START

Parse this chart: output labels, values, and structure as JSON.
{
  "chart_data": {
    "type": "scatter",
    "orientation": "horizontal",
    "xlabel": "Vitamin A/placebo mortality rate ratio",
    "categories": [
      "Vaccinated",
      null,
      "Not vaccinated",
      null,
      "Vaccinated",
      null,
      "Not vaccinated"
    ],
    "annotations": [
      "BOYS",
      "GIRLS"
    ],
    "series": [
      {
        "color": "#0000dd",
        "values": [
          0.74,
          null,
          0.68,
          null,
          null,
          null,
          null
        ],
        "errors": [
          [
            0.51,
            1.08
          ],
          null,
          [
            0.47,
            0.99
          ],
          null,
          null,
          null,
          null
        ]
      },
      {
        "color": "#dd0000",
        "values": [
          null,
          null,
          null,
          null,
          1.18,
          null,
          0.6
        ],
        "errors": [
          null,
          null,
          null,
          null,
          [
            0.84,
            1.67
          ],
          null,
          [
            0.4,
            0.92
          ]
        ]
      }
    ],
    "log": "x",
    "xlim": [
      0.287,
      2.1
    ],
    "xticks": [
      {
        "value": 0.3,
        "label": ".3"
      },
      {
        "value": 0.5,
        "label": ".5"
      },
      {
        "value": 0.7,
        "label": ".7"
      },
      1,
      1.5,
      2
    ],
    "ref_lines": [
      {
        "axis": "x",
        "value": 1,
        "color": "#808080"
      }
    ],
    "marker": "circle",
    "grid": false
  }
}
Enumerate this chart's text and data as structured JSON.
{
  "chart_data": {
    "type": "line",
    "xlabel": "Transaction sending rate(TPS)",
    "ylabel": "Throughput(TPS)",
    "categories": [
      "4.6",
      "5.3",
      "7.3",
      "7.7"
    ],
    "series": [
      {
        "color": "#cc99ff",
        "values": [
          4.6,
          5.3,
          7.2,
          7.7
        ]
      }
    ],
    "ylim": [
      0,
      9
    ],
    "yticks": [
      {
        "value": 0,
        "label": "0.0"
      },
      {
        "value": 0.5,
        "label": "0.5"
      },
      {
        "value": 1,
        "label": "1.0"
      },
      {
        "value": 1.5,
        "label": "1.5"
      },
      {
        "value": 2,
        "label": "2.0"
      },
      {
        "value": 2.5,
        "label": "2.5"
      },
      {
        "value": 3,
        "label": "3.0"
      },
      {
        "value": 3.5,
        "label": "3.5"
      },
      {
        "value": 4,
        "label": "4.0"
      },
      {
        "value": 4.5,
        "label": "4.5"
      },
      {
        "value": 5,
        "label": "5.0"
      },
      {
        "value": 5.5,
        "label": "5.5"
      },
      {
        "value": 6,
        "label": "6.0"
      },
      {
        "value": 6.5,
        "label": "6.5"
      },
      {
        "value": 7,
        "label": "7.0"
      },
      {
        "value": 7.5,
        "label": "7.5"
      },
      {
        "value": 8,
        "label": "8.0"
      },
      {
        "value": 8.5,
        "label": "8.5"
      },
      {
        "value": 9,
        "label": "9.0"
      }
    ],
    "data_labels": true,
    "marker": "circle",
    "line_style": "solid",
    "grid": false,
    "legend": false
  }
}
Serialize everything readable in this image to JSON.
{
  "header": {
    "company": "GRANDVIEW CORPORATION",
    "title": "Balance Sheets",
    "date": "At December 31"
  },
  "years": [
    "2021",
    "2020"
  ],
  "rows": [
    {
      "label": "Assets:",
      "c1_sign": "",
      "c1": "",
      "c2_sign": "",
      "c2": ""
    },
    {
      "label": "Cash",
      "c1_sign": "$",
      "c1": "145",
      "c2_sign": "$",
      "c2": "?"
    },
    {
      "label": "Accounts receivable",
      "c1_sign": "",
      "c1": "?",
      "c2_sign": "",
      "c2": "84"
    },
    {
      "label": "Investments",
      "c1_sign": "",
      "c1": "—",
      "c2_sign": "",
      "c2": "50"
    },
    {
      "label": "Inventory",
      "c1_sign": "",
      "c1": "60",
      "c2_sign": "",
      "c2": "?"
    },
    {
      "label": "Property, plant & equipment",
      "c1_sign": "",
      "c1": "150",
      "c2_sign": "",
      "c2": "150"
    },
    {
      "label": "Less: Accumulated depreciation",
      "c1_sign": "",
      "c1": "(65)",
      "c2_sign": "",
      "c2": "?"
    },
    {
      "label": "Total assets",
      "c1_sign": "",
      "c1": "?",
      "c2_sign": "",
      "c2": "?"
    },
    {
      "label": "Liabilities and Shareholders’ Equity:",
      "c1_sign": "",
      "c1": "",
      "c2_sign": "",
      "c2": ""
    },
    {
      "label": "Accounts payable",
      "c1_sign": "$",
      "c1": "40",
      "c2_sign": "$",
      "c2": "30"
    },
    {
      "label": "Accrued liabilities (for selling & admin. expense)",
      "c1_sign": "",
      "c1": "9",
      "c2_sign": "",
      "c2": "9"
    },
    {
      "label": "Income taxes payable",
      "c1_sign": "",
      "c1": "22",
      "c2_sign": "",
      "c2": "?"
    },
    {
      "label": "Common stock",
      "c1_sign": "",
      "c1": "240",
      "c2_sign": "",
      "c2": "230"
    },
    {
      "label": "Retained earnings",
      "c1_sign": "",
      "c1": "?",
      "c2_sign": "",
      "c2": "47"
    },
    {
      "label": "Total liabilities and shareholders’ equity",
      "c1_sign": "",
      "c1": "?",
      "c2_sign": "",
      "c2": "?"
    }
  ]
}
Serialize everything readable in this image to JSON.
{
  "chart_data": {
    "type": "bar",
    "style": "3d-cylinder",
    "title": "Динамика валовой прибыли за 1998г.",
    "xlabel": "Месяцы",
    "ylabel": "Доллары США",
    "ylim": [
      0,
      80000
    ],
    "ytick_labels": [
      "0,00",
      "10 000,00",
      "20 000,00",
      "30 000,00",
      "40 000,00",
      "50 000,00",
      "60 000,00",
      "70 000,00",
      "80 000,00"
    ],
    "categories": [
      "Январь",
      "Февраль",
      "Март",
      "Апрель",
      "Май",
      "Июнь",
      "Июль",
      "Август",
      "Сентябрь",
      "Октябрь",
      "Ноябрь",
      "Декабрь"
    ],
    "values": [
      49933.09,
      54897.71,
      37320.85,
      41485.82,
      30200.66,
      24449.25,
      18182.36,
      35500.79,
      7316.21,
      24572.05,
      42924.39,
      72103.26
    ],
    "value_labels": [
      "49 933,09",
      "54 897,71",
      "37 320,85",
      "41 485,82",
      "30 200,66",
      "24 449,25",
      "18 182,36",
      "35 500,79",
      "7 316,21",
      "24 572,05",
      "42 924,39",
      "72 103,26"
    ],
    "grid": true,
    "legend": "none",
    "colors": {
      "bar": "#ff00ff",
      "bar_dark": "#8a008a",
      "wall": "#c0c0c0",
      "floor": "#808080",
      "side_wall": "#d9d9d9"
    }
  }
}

END

■ Written task:
Each record above should be restated word for word.

■ Reply to the task:
Parse this chart: output labels, values, and structure as JSON.
{
  "chart_data": {
    "type": "scatter",
    "orientation": "horizontal",
    "xlabel": "Vitamin A/placebo mortality rate ratio",
    "categories": [
      "Vaccinated",
      null,
      "Not vaccinated",
      null,
      "Vaccinated",
      null,
      "Not vaccinated"
    ],
    "annotations": [
      "BOYS",
      "GIRLS"
    ],
    "series": [
      {
        "color": "#0000dd",
        "values": [
          0.74,
          null,
          0.68,
          null,
          null,
          null,
          null
        ],
        "errors": [
          [
            0.51,
            1.08
          ],
          null,
          [
            0.47,
            0.99
          ],
          null,
          null,
          null,
          null
        ]
      },
      {
        "color": "#dd0000",
        "values": [
          null,
          null,
          null,
          null,
          1.18,
          null,
          0.6
        ],
        "errors": [
          null,
          null,
          null,
          null,
          [
            0.84,
            1.67
          ],
          null,
          [
            0.4,
            0.92
          ]
        ]
      }
    ],
    "log": "x",
    "xlim": [
      0.287,
      2.1
    ],
    "xticks": [
      {
        "value": 0.3,
        "label": ".3"
      },
      {
        "value": 0.5,
        "label": ".5"
      },
      {
        "value": 0.7,
        "label": ".7"
      },
      1,
      1.5,
      2
    ],
    "ref_lines": [
      {
        "axis": "x",
        "value": 1,
        "color": "#808080"
      }
    ],
    "marker": "circle",
    "grid": false
  }
}
Enumerate this chart's text and data as structured JSON.
{
  "chart_data": {
    "type": "line",
    "xlabel": "Transaction sending rate(TPS)",
    "ylabel": "Throughput(TPS)",
    "categories": [
      "4.6",
      "5.3",
      "7.3",
      "7.7"
    ],
    "series": [
      {
        "color": "#cc99ff",
        "values": [
          4.6,
          5.3,
          7.2,
          7.7
        ]
      }
    ],
    "ylim": [
      0,
      9
    ],
    "yticks": [
      {
        "value": 0,
        "label": "0.0"
      },
      {
        "value": 0.5,
        "label": "0.5"
      },
      {
        "value": 1,
        "label": "1.0"
      },
      {
        "value": 1.5,
        "label": "1.5"
      },
      {
        "value": 2,
        "label": "2.0"
      },
      {
        "value": 2.5,
        "label": "2.5"
      },
      {
        "value": 3,
        "label": "3.0"
      },
      {
        "value": 3.5,
        "label": "3.5"
      },
      {
        "value": 4,
        "label": "4.0"
      },
      {
        "value": 4.5,
        "label": "4.5"
      },
      {
        "value": 5,
        "label": "5.0"
      },
      {
        "value": 5.5,
        "label": "5.5"
      },
      {
        "value": 6,
        "label": "6.0"
      },
      {
        "value": 6.5,
        "label": "6.5"
      },
      {
        "value": 7,
        "label": "7.0"
      },
      {
        "value": 7.5,
        "label": "7.5"
      },
      {
        "value": 8,
        "label": "8.0"
      },
      {
        "value": 8.5,
        "label": "8.5"
      },
      {
        "value": 9,
        "label": "9.0"
      }
    ],
    "data_labels": true,
    "marker": "circle",
    "line_style": "solid",
    "grid": false,
    "legend": false
  }
}
Serialize everything readable in this image to JSON.
{
  "header": {
    "company": "GRANDVIEW CORPORATION",
    "title": "Balance Sheets",
    "date": "At December 31"
  },
  "years": [
    "2021",
    "2020"
  ],
  "rows": [
    {
      "label": "Assets:",
      "c1_sign": "",
      "c1": "",
      "c2_sign": "",
      "c2": ""
    },
    {
      "label": "Cash",
      "c1_sign": "$",
      "c1": "145",
      "c2_sign": "$",
      "c2": "?"
    },
    {
      "label": "Accounts receivable",
      "c1_sign": "",
      "c1": "?",
      "c2_sign": "",
      "c2": "84"
    },
    {
      "label": "Investments",
      "c1_sign": "",
      "c1": "—",
      "c2_sign": "",
      "c2": "50"
    },
    {
      "label": "Inventory",
      "c1_sign": "",
      "c1": "60",
      "c2_sign": "",
      "c2": "?"
    },
    {
      "label": "Property, plant & equipment",
      "c1_sign": "",
      "c1": "150",
      "c2_sign": "",
      "c2": "150"
    },
    {
      "label": "Less: Accumulated depreciation",
      "c1_sign": "",
      "c1": "(65)",
      "c2_sign": "",
      "c2": "?"
    },
    {
      "label": "Total assets",
      "c1_sign": "",
      "c1": "?",
      "c2_sign": "",
      "c2": "?"
    },
    {
      "label": "Liabilities and Shareholders’ Equity:",
      "c1_sign": "",
      "c1": "",
      "c2_sign": "",
      "c2": ""
    },
    {
      "label": "Accounts payable",
      "c1_sign": "$",
      "c1": "40",
      "c2_sign": "$",
      "c2": "30"
    },
    {
      "label": "Accrued liabilities (for selling & admin. expense)",
      "c1_sign": "",
      "c1": "9",
      "c2_sign": "",
      "c2": "9"
    },
    {
      "label": "Income taxes payable",
      "c1_sign": "",
      "c1": "22",
      "c2_sign": "",
      "c2": "?"
    },
    {
      "label": "Common stock",
      "c1_sign": "",
      "c1": "240",
      "c2_sign": "",
      "c2": "230"
    },
    {
      "label": "Retained earnings",
      "c1_sign": "",
      "c1": "?",
      "c2_sign": "",
      "c2": "47"
    },
    {
      "label": "Total liabilities and shareholders’ equity",
      "c1_sign": "",
      "c1": "?",
      "c2_sign": "",
      "c2": "?"
    }
  ]
}
Serialize everything readable in this image to JSON.
{
  "chart_data": {
    "type": "bar",
    "style": "3d-cylinder",
    "title": "Динамика валовой прибыли за 1998г.",
    "xlabel": "Месяцы",
    "ylabel": "Доллары США",
    "ylim": [
      0,
      80000
    ],
    "ytick_labels": [
      "0,00",
      "10 000,00",
      "20 000,00",
      "30 000,00",
      "40 000,00",
      "50 000,00",
      "60 000,00",
      "70 000,00",
      "80 000,00"
    ],
    "categories": [
      "Январь",
      "Февраль",
      "Март",
      "Апрель",
      "Май",
      "Июнь",
      "Июль",
      "Август",
      "Сентябрь",
      "Октябрь",
      "Ноябрь",
      "Декабрь"
    ],
    "values": [
      49933.09,
      54897.71,
      37320.85,
      41485.82,
      30200.66,
      24449.25,
      18182.36,
      35500.79,
      7316.21,
      24572.05,
      42924.39,
      72103.26
    ],
    "value_labels": [
      "49 933,09",
      "54 897,71",
      "37 320,85",
      "41 485,82",
      "30 200,66",
      "24 449,25",
      "18 182,36",
      "35 500,79",
      "7 316,21",
      "24 572,05",
      "42 924,39",
      "72 103,26"
    ],
    "grid": true,
    "legend": "none",
    "colors": {
      "bar": "#ff00ff",
      "bar_dark": "#8a008a",
      "wall": "#c0c0c0",
      "floor": "#808080",
      "side_wall": "#d9d9d9"
    }
  }
}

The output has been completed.